### Source material

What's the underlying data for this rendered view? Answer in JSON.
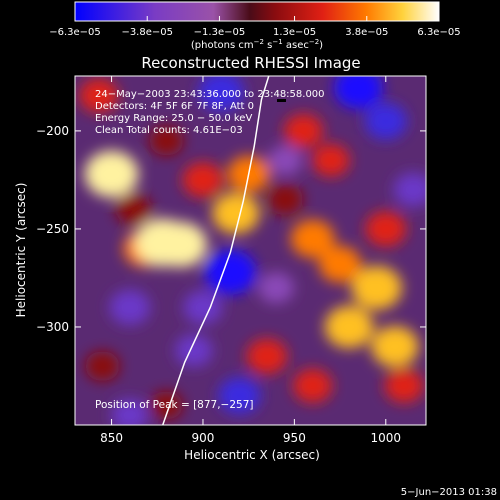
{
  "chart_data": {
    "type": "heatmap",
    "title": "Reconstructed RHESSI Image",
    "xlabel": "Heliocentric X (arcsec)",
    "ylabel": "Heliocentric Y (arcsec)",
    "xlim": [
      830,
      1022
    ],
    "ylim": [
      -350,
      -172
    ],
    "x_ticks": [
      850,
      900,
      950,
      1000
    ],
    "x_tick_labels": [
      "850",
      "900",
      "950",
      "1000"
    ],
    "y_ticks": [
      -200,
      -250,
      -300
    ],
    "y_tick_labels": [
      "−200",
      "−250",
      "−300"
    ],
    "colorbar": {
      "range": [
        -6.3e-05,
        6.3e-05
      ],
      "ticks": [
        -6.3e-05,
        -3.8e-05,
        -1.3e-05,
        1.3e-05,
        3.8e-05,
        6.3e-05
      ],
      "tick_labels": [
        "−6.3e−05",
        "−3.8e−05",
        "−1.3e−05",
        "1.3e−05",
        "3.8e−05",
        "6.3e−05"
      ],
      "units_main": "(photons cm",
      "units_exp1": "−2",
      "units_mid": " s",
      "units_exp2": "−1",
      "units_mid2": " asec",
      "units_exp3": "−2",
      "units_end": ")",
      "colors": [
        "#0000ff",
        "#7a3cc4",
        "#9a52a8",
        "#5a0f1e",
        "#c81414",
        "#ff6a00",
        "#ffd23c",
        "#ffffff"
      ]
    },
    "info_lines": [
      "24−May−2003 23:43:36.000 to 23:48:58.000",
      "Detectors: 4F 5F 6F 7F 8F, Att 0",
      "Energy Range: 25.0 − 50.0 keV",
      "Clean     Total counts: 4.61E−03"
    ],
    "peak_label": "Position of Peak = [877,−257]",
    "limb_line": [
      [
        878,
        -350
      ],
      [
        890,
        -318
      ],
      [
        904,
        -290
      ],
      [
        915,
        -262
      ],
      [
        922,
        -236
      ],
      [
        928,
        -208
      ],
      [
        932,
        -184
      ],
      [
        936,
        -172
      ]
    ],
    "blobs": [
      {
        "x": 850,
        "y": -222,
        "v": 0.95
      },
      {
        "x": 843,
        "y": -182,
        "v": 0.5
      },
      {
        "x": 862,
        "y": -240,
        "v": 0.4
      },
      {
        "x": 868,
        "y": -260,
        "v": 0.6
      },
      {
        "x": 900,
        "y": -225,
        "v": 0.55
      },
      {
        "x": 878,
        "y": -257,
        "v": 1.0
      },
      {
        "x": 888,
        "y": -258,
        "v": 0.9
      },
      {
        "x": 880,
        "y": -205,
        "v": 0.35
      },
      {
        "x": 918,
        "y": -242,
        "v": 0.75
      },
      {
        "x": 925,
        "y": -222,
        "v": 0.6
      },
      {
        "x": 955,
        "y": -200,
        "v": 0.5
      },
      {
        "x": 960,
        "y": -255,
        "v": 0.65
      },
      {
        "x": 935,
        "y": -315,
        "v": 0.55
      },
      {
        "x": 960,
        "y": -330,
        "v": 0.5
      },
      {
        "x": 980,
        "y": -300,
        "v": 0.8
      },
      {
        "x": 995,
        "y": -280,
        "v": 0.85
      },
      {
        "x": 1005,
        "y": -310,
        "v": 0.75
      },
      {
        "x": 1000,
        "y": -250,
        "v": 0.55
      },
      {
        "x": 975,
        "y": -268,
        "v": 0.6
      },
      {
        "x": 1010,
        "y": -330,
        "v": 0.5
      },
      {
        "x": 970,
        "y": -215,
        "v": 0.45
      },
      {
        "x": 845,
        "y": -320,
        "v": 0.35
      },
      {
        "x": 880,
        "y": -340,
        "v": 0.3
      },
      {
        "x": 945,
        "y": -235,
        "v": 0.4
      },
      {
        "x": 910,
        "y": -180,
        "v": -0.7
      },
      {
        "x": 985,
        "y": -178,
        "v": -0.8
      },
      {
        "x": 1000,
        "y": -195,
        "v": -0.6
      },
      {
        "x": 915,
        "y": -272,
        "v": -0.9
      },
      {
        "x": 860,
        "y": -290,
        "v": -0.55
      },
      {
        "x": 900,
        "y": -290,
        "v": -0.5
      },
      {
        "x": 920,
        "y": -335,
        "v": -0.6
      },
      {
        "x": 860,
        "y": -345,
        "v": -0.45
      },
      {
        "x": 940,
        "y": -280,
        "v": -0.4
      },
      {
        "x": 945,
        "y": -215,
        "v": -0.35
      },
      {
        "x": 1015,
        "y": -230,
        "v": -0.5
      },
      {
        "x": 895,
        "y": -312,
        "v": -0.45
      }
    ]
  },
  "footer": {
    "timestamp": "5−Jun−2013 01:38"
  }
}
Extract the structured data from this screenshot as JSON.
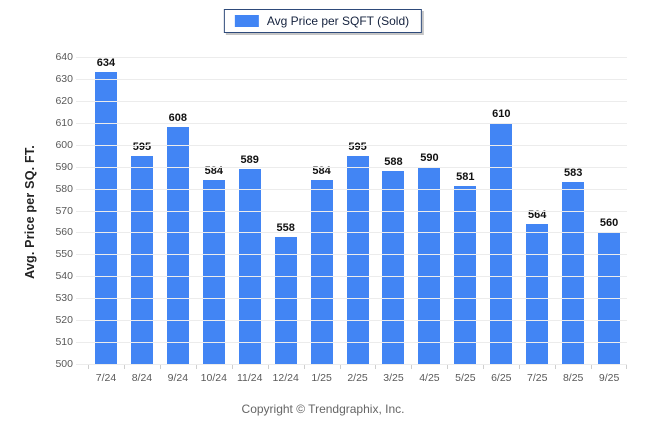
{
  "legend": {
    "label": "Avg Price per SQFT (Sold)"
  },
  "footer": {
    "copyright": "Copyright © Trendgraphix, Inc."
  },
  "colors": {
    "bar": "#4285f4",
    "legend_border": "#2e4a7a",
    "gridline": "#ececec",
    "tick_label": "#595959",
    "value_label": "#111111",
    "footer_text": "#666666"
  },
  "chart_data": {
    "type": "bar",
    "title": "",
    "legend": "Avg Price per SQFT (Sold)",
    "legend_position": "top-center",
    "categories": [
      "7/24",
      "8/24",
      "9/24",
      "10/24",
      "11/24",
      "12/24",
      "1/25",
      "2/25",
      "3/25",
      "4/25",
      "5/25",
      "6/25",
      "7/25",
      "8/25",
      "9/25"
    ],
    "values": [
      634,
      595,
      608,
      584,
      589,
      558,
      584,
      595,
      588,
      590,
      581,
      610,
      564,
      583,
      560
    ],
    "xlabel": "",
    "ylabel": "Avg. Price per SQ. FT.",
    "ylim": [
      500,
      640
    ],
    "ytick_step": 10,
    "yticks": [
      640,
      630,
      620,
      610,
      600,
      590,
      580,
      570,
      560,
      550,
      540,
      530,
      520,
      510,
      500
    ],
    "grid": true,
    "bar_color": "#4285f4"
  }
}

######

Output the data above without changes, apart from leaving out the pictures.

What's the underlying data for this rendered view? Answer in JSON.
{
  "chart_data": {
    "type": "heatmap",
    "title": "Reconstructed RHESSI Image",
    "xlabel": "Heliocentric X (arcsec)",
    "ylabel": "Heliocentric Y (arcsec)",
    "xlim": [
      830,
      1022
    ],
    "ylim": [
      -350,
      -172
    ],
    "x_ticks": [
      850,
      900,
      950,
      1000
    ],
    "x_tick_labels": [
      "850",
      "900",
      "950",
      "1000"
    ],
    "y_ticks": [
      -200,
      -250,
      -300
    ],
    "y_tick_labels": [
      "−200",
      "−250",
      "−300"
    ],
    "colorbar": {
      "range": [
        -6.3e-05,
        6.3e-05
      ],
      "ticks": [
        -6.3e-05,
        -3.8e-05,
        -1.3e-05,
        1.3e-05,
        3.8e-05,
        6.3e-05
      ],
      "tick_labels": [
        "−6.3e−05",
        "−3.8e−05",
        "−1.3e−05",
        "1.3e−05",
        "3.8e−05",
        "6.3e−05"
      ],
      "units_main": "(photons cm",
      "units_exp1": "−2",
      "units_mid": " s",
      "units_exp2": "−1",
      "units_mid2": " asec",
      "units_exp3": "−2",
      "units_end": ")",
      "colors": [
        "#0000ff",
        "#7a3cc4",
        "#9a52a8",
        "#5a0f1e",
        "#c81414",
        "#ff6a00",
        "#ffd23c",
        "#ffffff"
      ]
    },
    "info_lines": [
      "24−May−2003 23:43:36.000 to 23:48:58.000",
      "Detectors: 4F 5F 6F 7F 8F, Att 0",
      "Energy Range: 25.0 − 50.0 keV",
      "Clean     Total counts: 4.61E−03"
    ],
    "peak_label": "Position of Peak = [877,−257]",
    "limb_line": [
      [
        878,
        -350
      ],
      [
        890,
        -318
      ],
      [
        904,
        -290
      ],
      [
        915,
        -262
      ],
      [
        922,
        -236
      ],
      [
        928,
        -208
      ],
      [
        932,
        -184
      ],
      [
        936,
        -172
      ]
    ],
    "blobs": [
      {
        "x": 850,
        "y": -222,
        "v": 0.95
      },
      {
        "x": 843,
        "y": -182,
        "v": 0.5
      },
      {
        "x": 862,
        "y": -240,
        "v": 0.4
      },
      {
        "x": 868,
        "y": -260,
        "v": 0.6
      },
      {
        "x": 900,
        "y": -225,
        "v": 0.55
      },
      {
        "x": 878,
        "y": -257,
        "v": 1.0
      },
      {
        "x": 888,
        "y": -258,
        "v": 0.9
      },
      {
        "x": 880,
        "y": -205,
        "v": 0.35
      },
      {
        "x": 918,
        "y": -242,
        "v": 0.75
      },
      {
        "x": 925,
        "y": -222,
        "v": 0.6
      },
      {
        "x": 955,
        "y": -200,
        "v": 0.5
      },
      {
        "x": 960,
        "y": -255,
        "v": 0.65
      },
      {
        "x": 935,
        "y": -315,
        "v": 0.55
      },
      {
        "x": 960,
        "y": -330,
        "v": 0.5
      },
      {
        "x": 980,
        "y": -300,
        "v": 0.8
      },
      {
        "x": 995,
        "y": -280,
        "v": 0.85
      },
      {
        "x": 1005,
        "y": -310,
        "v": 0.75
      },
      {
        "x": 1000,
        "y": -250,
        "v": 0.55
      },
      {
        "x": 975,
        "y": -268,
        "v": 0.6
      },
      {
        "x": 1010,
        "y": -330,
        "v": 0.5
      },
      {
        "x": 970,
        "y": -215,
        "v": 0.45
      },
      {
        "x": 845,
        "y": -320,
        "v": 0.35
      },
      {
        "x": 880,
        "y": -340,
        "v": 0.3
      },
      {
        "x": 945,
        "y": -235,
        "v": 0.4
      },
      {
        "x": 910,
        "y": -180,
        "v": -0.7
      },
      {
        "x": 985,
        "y": -178,
        "v": -0.8
      },
      {
        "x": 1000,
        "y": -195,
        "v": -0.6
      },
      {
        "x": 915,
        "y": -272,
        "v": -0.9
      },
      {
        "x": 860,
        "y": -290,
        "v": -0.55
      },
      {
        "x": 900,
        "y": -290,
        "v": -0.5
      },
      {
        "x": 920,
        "y": -335,
        "v": -0.6
      },
      {
        "x": 860,
        "y": -345,
        "v": -0.45
      },
      {
        "x": 940,
        "y": -280,
        "v": -0.4
      },
      {
        "x": 945,
        "y": -215,
        "v": -0.35
      },
      {
        "x": 1015,
        "y": -230,
        "v": -0.5
      },
      {
        "x": 895,
        "y": -312,
        "v": -0.45
      }
    ]
  },
  "footer": {
    "timestamp": "5−Jun−2013 01:38"
  }
}
Extract the structured data from this screenshot as JSON.
{
  "legend": {
    "label": "Avg Price per SQFT (Sold)"
  },
  "footer": {
    "copyright": "Copyright © Trendgraphix, Inc."
  },
  "colors": {
    "bar": "#4285f4",
    "legend_border": "#2e4a7a",
    "gridline": "#ececec",
    "tick_label": "#595959",
    "value_label": "#111111",
    "footer_text": "#666666"
  },
  "chart_data": {
    "type": "bar",
    "title": "",
    "legend": "Avg Price per SQFT (Sold)",
    "legend_position": "top-center",
    "categories": [
      "7/24",
      "8/24",
      "9/24",
      "10/24",
      "11/24",
      "12/24",
      "1/25",
      "2/25",
      "3/25",
      "4/25",
      "5/25",
      "6/25",
      "7/25",
      "8/25",
      "9/25"
    ],
    "values": [
      634,
      595,
      608,
      584,
      589,
      558,
      584,
      595,
      588,
      590,
      581,
      610,
      564,
      583,
      560
    ],
    "xlabel": "",
    "ylabel": "Avg. Price per SQ. FT.",
    "ylim": [
      500,
      640
    ],
    "ytick_step": 10,
    "yticks": [
      640,
      630,
      620,
      610,
      600,
      590,
      580,
      570,
      560,
      550,
      540,
      530,
      520,
      510,
      500
    ],
    "grid": true,
    "bar_color": "#4285f4"
  }
}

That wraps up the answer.